* START *

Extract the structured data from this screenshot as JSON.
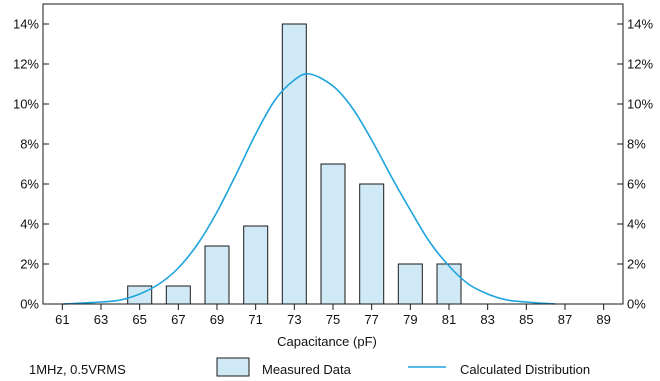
{
  "chart_data": {
    "type": "bar",
    "xlabel": "Capacitance (pF)",
    "ylabel": "",
    "title": "",
    "x_ticks": [
      61,
      63,
      65,
      67,
      69,
      71,
      73,
      75,
      77,
      79,
      81,
      83,
      85,
      87,
      89
    ],
    "xlim": [
      60,
      90
    ],
    "ylim": [
      0,
      15
    ],
    "y_ticks": [
      0,
      2,
      4,
      6,
      8,
      10,
      12,
      14
    ],
    "y_tick_labels": [
      "0%",
      "2%",
      "4%",
      "6%",
      "8%",
      "10%",
      "12%",
      "14%"
    ],
    "grid": false,
    "series": [
      {
        "name": "Measured Data",
        "kind": "bar",
        "x": [
          65,
          67,
          69,
          71,
          73,
          75,
          77,
          79,
          81
        ],
        "values": [
          0.9,
          0.9,
          2.9,
          3.9,
          14.0,
          7.0,
          6.0,
          2.0,
          2.0
        ]
      },
      {
        "name": "Calculated Distribution",
        "kind": "line",
        "x": [
          61,
          63,
          64,
          65,
          66,
          67,
          68,
          69,
          70,
          71,
          72,
          73,
          73.8,
          75,
          76,
          77,
          78,
          79,
          80,
          81,
          82,
          83,
          84,
          85,
          86.5
        ],
        "values": [
          0.0,
          0.1,
          0.2,
          0.5,
          1.0,
          1.8,
          3.0,
          4.6,
          6.5,
          8.5,
          10.2,
          11.2,
          11.5,
          10.9,
          9.8,
          8.2,
          6.4,
          4.7,
          3.1,
          1.9,
          1.0,
          0.5,
          0.2,
          0.1,
          0.0
        ]
      }
    ],
    "colors": {
      "bar_fill": "#cfe9f7",
      "bar_stroke": "#1a1a1a",
      "line": "#1ea4dd",
      "axis": "#1a1a1a"
    }
  },
  "legend": {
    "condition": "1MHz, 0.5VRMS",
    "measured": "Measured Data",
    "calculated": "Calculated Distribution"
  }
}
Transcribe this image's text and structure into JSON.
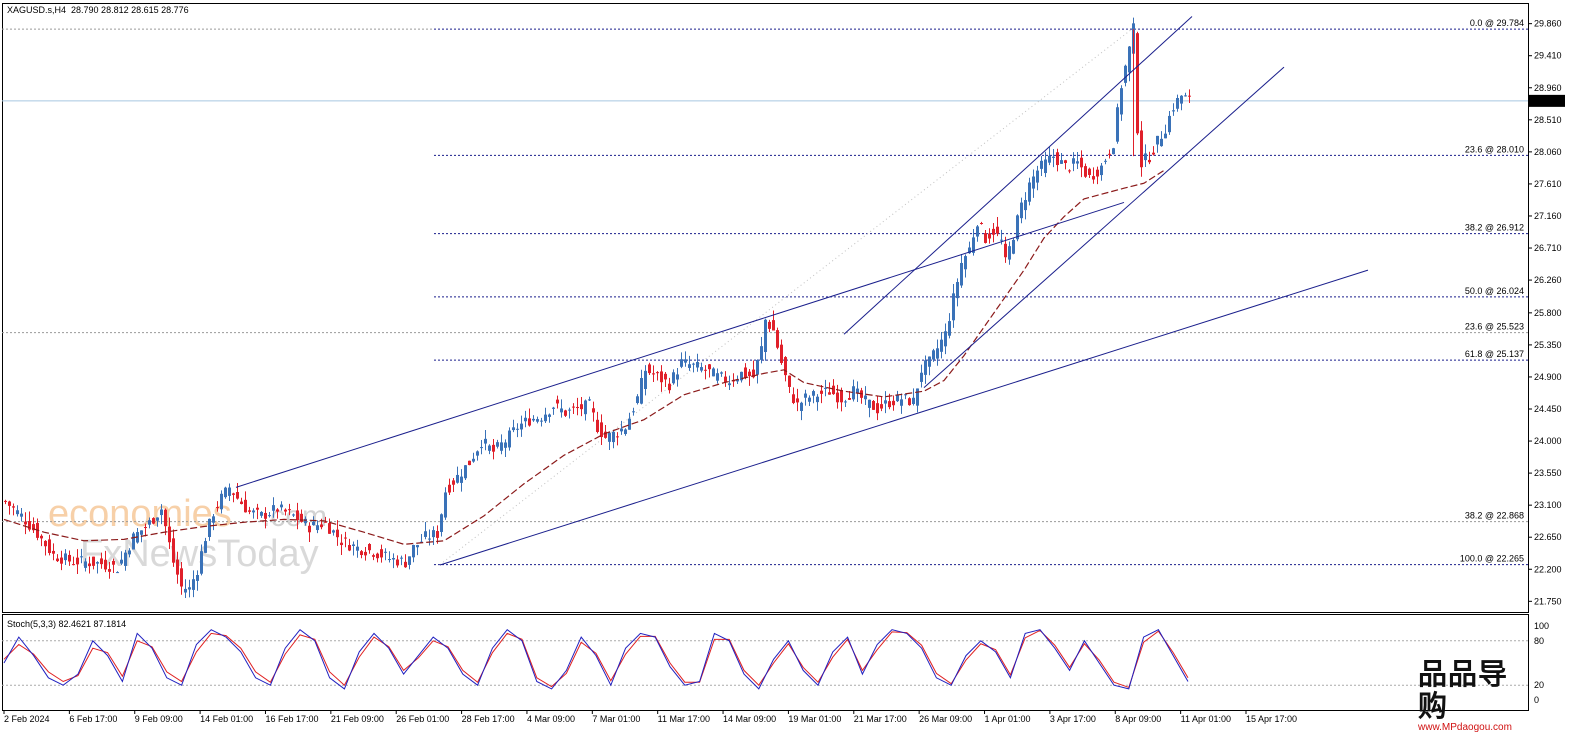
{
  "header": {
    "symbol": "XAGUSD.s,H4",
    "ohlc": "28.790 28.812 28.615 28.776"
  },
  "oscillator": {
    "label": "Stoch(5,3,3) 82.4621 87.1814",
    "levels": [
      "100",
      "80",
      "20",
      "0"
    ]
  },
  "watermark": {
    "line1": "economies",
    "line1_suffix": ".com",
    "line2": "FxNewsToday"
  },
  "brand": {
    "cn": "品品导购",
    "url": "www.MPdaogou.com"
  },
  "colors": {
    "bull": "#3a72b8",
    "bear": "#e0202a",
    "channel": "#1a1f8c",
    "fib": "#1a1f8c",
    "grey_level": "#9a9a9a",
    "ma": "#8b1a1a",
    "stoch_main": "#2020c0",
    "stoch_signal": "#e02020",
    "price_line": "#a8c8e0"
  },
  "chart_data": {
    "type": "candlestick",
    "title": "XAGUSD.s,H4",
    "y_axis_ticks": [
      "29.860",
      "29.410",
      "28.960",
      "28.510",
      "28.060",
      "27.610",
      "27.160",
      "26.710",
      "26.260",
      "25.800",
      "25.350",
      "24.900",
      "24.450",
      "24.000",
      "23.550",
      "23.100",
      "22.650",
      "22.200",
      "21.750"
    ],
    "ylim": [
      21.6,
      30.15
    ],
    "x_axis_ticks": [
      "2 Feb 2024",
      "6 Feb 17:00",
      "9 Feb 09:00",
      "14 Feb 01:00",
      "16 Feb 17:00",
      "21 Feb 09:00",
      "26 Feb 01:00",
      "28 Feb 17:00",
      "4 Mar 09:00",
      "7 Mar 01:00",
      "11 Mar 17:00",
      "14 Mar 09:00",
      "19 Mar 01:00",
      "21 Mar 17:00",
      "26 Mar 09:00",
      "1 Apr 01:00",
      "3 Apr 17:00",
      "8 Apr 09:00",
      "11 Apr 01:00",
      "15 Apr 17:00"
    ],
    "current_price": "28.776",
    "fibonacci_levels": [
      {
        "label": "0.0 @ 29.784",
        "value": 29.784,
        "style": "fib"
      },
      {
        "label": "23.6 @ 28.010",
        "value": 28.01,
        "style": "fib"
      },
      {
        "label": "38.2 @ 26.912",
        "value": 26.912,
        "style": "fib"
      },
      {
        "label": "50.0 @ 26.024",
        "value": 26.024,
        "style": "fib"
      },
      {
        "label": "23.6 @ 25.523",
        "value": 25.523,
        "style": "grey"
      },
      {
        "label": "61.8 @ 25.137",
        "value": 25.137,
        "style": "fib"
      },
      {
        "label": "38.2 @ 22.868",
        "value": 22.868,
        "style": "grey"
      },
      {
        "label": "100.0 @ 22.265",
        "value": 22.265,
        "style": "fib"
      }
    ],
    "close_path": [
      [
        0,
        23.15
      ],
      [
        4,
        22.95
      ],
      [
        8,
        22.7
      ],
      [
        12,
        22.4
      ],
      [
        16,
        22.32
      ],
      [
        20,
        22.3
      ],
      [
        24,
        22.28
      ],
      [
        28,
        22.22
      ],
      [
        32,
        22.65
      ],
      [
        36,
        22.85
      ],
      [
        39,
        23.05
      ],
      [
        42,
        22.3
      ],
      [
        44,
        21.95
      ],
      [
        46,
        21.92
      ],
      [
        48,
        22.2
      ],
      [
        50,
        22.65
      ],
      [
        52,
        23.0
      ],
      [
        54,
        23.2
      ],
      [
        56,
        23.35
      ],
      [
        58,
        23.2
      ],
      [
        61,
        23.0
      ],
      [
        64,
        22.95
      ],
      [
        68,
        23.05
      ],
      [
        72,
        22.95
      ],
      [
        76,
        22.8
      ],
      [
        80,
        22.85
      ],
      [
        84,
        22.6
      ],
      [
        88,
        22.5
      ],
      [
        92,
        22.45
      ],
      [
        96,
        22.35
      ],
      [
        100,
        22.3
      ],
      [
        102,
        22.5
      ],
      [
        105,
        22.65
      ],
      [
        108,
        22.7
      ],
      [
        110,
        23.3
      ],
      [
        113,
        23.5
      ],
      [
        116,
        23.7
      ],
      [
        119,
        24.0
      ],
      [
        122,
        23.85
      ],
      [
        125,
        24.0
      ],
      [
        128,
        24.2
      ],
      [
        131,
        24.3
      ],
      [
        134,
        24.35
      ],
      [
        137,
        24.5
      ],
      [
        140,
        24.4
      ],
      [
        143,
        24.45
      ],
      [
        146,
        24.5
      ],
      [
        148,
        24.2
      ],
      [
        150,
        24.05
      ],
      [
        152,
        24.1
      ],
      [
        155,
        24.2
      ],
      [
        158,
        24.6
      ],
      [
        160,
        25.0
      ],
      [
        163,
        24.9
      ],
      [
        166,
        24.8
      ],
      [
        169,
        25.1
      ],
      [
        172,
        25.05
      ],
      [
        175,
        25.0
      ],
      [
        178,
        24.9
      ],
      [
        181,
        24.85
      ],
      [
        184,
        24.95
      ],
      [
        187,
        24.9
      ],
      [
        189,
        25.3
      ],
      [
        190,
        25.7
      ],
      [
        192,
        25.55
      ],
      [
        194,
        25.1
      ],
      [
        196,
        24.7
      ],
      [
        198,
        24.5
      ],
      [
        200,
        24.6
      ],
      [
        203,
        24.65
      ],
      [
        206,
        24.7
      ],
      [
        209,
        24.6
      ],
      [
        212,
        24.7
      ],
      [
        215,
        24.55
      ],
      [
        218,
        24.45
      ],
      [
        221,
        24.55
      ],
      [
        224,
        24.6
      ],
      [
        227,
        24.55
      ],
      [
        229,
        25.0
      ],
      [
        231,
        25.1
      ],
      [
        233,
        25.3
      ],
      [
        235,
        25.5
      ],
      [
        237,
        26.0
      ],
      [
        239,
        26.5
      ],
      [
        241,
        26.7
      ],
      [
        243,
        27.1
      ],
      [
        245,
        26.85
      ],
      [
        247,
        26.95
      ],
      [
        249,
        26.8
      ],
      [
        250,
        26.5
      ],
      [
        252,
        26.9
      ],
      [
        254,
        27.3
      ],
      [
        256,
        27.6
      ],
      [
        258,
        27.8
      ],
      [
        260,
        27.9
      ],
      [
        262,
        28.0
      ],
      [
        265,
        27.85
      ],
      [
        268,
        27.9
      ],
      [
        271,
        27.7
      ],
      [
        274,
        27.85
      ],
      [
        277,
        28.2
      ],
      [
        279,
        29.0
      ],
      [
        281,
        29.5
      ],
      [
        282,
        29.78
      ],
      [
        283,
        28.4
      ],
      [
        284,
        27.9
      ],
      [
        286,
        28.0
      ],
      [
        288,
        28.2
      ],
      [
        290,
        28.4
      ],
      [
        292,
        28.7
      ],
      [
        294,
        28.85
      ],
      [
        296,
        28.78
      ]
    ],
    "trendlines": [
      {
        "name": "outer-channel-upper",
        "points": [
          [
            58,
            23.35
          ],
          [
            194,
            25.8
          ]
        ]
      },
      {
        "name": "outer-channel-upper-ext",
        "points": [
          [
            194,
            25.8
          ],
          [
            280,
            27.35
          ]
        ]
      },
      {
        "name": "outer-channel-lower",
        "points": [
          [
            109,
            22.26
          ],
          [
            341,
            26.4
          ]
        ]
      },
      {
        "name": "inner-channel-upper",
        "points": [
          [
            210,
            25.5
          ],
          [
            297,
            29.96
          ]
        ]
      },
      {
        "name": "inner-channel-lower",
        "points": [
          [
            230,
            24.75
          ],
          [
            320,
            29.25
          ]
        ]
      }
    ],
    "moving_average": [
      [
        0,
        22.9
      ],
      [
        10,
        22.72
      ],
      [
        20,
        22.6
      ],
      [
        30,
        22.62
      ],
      [
        40,
        22.72
      ],
      [
        50,
        22.8
      ],
      [
        60,
        22.86
      ],
      [
        70,
        22.9
      ],
      [
        80,
        22.88
      ],
      [
        90,
        22.72
      ],
      [
        100,
        22.55
      ],
      [
        110,
        22.6
      ],
      [
        120,
        22.95
      ],
      [
        130,
        23.4
      ],
      [
        140,
        23.8
      ],
      [
        150,
        24.1
      ],
      [
        160,
        24.3
      ],
      [
        170,
        24.65
      ],
      [
        180,
        24.82
      ],
      [
        190,
        24.95
      ],
      [
        195,
        25.0
      ],
      [
        200,
        24.82
      ],
      [
        210,
        24.7
      ],
      [
        220,
        24.62
      ],
      [
        230,
        24.7
      ],
      [
        235,
        24.85
      ],
      [
        240,
        25.2
      ],
      [
        245,
        25.6
      ],
      [
        250,
        26.0
      ],
      [
        255,
        26.4
      ],
      [
        260,
        26.85
      ],
      [
        265,
        27.15
      ],
      [
        270,
        27.4
      ],
      [
        280,
        27.55
      ],
      [
        285,
        27.62
      ],
      [
        290,
        27.8
      ]
    ],
    "stochastic": {
      "main": [
        50,
        85,
        60,
        30,
        20,
        35,
        80,
        60,
        25,
        90,
        70,
        30,
        20,
        75,
        95,
        85,
        65,
        30,
        20,
        70,
        95,
        80,
        30,
        15,
        65,
        90,
        70,
        35,
        60,
        85,
        70,
        35,
        20,
        70,
        95,
        80,
        25,
        15,
        40,
        85,
        60,
        20,
        70,
        90,
        85,
        45,
        20,
        25,
        90,
        80,
        35,
        15,
        55,
        80,
        40,
        20,
        65,
        85,
        35,
        75,
        95,
        90,
        70,
        30,
        20,
        60,
        80,
        65,
        30,
        90,
        95,
        70,
        40,
        80,
        50,
        20,
        15,
        85,
        95,
        60,
        25
      ],
      "signal": [
        55,
        75,
        62,
        38,
        25,
        33,
        70,
        64,
        32,
        80,
        72,
        38,
        25,
        65,
        90,
        87,
        70,
        38,
        24,
        62,
        88,
        82,
        38,
        20,
        58,
        85,
        72,
        40,
        57,
        80,
        72,
        40,
        24,
        64,
        90,
        82,
        30,
        18,
        36,
        78,
        63,
        26,
        62,
        86,
        86,
        50,
        24,
        24,
        82,
        82,
        40,
        20,
        50,
        76,
        44,
        24,
        58,
        82,
        40,
        68,
        92,
        91,
        74,
        36,
        22,
        54,
        76,
        68,
        34,
        84,
        94,
        74,
        44,
        76,
        54,
        24,
        17,
        78,
        93,
        64,
        30
      ],
      "levels": [
        100,
        80,
        20,
        0
      ]
    }
  }
}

* END *

**What you have to do**: Give only the count of lines in the data that include the string "JSON".

**Task response**: 2